_Exercise objective_. Return each line containing the string "bord".

— BEGIN Source data —

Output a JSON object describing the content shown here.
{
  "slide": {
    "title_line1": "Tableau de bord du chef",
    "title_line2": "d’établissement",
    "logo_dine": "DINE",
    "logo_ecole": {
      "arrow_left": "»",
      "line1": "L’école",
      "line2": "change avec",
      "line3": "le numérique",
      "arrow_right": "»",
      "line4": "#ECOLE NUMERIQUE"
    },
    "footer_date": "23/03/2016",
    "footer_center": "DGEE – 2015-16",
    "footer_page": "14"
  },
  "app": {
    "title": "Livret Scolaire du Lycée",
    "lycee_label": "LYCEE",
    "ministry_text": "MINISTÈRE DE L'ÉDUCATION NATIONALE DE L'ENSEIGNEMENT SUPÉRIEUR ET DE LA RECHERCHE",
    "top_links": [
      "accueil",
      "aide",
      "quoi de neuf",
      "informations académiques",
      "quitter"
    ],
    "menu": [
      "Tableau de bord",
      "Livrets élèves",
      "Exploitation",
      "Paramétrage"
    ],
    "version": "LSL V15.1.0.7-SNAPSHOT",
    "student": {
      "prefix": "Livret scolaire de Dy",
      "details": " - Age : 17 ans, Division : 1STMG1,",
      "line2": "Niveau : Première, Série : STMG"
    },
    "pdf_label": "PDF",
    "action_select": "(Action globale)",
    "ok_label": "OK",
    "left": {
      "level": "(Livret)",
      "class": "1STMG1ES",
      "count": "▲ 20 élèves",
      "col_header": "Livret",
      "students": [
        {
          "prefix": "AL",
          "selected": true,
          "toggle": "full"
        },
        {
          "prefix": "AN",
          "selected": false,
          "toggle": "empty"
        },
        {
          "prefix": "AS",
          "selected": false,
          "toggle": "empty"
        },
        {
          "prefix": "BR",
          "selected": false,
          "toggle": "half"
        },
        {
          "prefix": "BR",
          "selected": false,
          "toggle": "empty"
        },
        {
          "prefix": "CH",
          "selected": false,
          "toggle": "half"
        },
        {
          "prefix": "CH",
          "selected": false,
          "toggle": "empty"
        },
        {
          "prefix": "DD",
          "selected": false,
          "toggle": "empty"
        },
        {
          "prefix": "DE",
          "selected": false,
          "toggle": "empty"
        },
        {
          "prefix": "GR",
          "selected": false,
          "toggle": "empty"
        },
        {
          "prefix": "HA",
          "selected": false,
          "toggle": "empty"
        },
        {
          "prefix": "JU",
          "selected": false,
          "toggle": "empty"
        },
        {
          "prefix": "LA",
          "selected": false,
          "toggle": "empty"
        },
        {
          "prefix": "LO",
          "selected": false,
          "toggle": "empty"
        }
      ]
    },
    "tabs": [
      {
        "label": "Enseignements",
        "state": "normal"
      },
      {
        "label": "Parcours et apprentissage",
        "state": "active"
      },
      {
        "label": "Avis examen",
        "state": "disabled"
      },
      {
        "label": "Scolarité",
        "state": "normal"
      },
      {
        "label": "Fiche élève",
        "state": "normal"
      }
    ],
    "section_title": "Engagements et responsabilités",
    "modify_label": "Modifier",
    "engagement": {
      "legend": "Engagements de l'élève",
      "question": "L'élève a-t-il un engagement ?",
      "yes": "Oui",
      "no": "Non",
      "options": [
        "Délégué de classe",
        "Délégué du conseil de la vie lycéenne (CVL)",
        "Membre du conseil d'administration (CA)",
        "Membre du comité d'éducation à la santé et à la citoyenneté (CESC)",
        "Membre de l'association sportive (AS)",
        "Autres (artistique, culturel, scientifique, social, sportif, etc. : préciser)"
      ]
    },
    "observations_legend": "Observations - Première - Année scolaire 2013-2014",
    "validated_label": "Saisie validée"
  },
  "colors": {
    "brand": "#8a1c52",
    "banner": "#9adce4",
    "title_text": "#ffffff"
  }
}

— END Source data —

_Written answer_.
    "title_line1": "Tableau de bord du chef",
      "Tableau de bord",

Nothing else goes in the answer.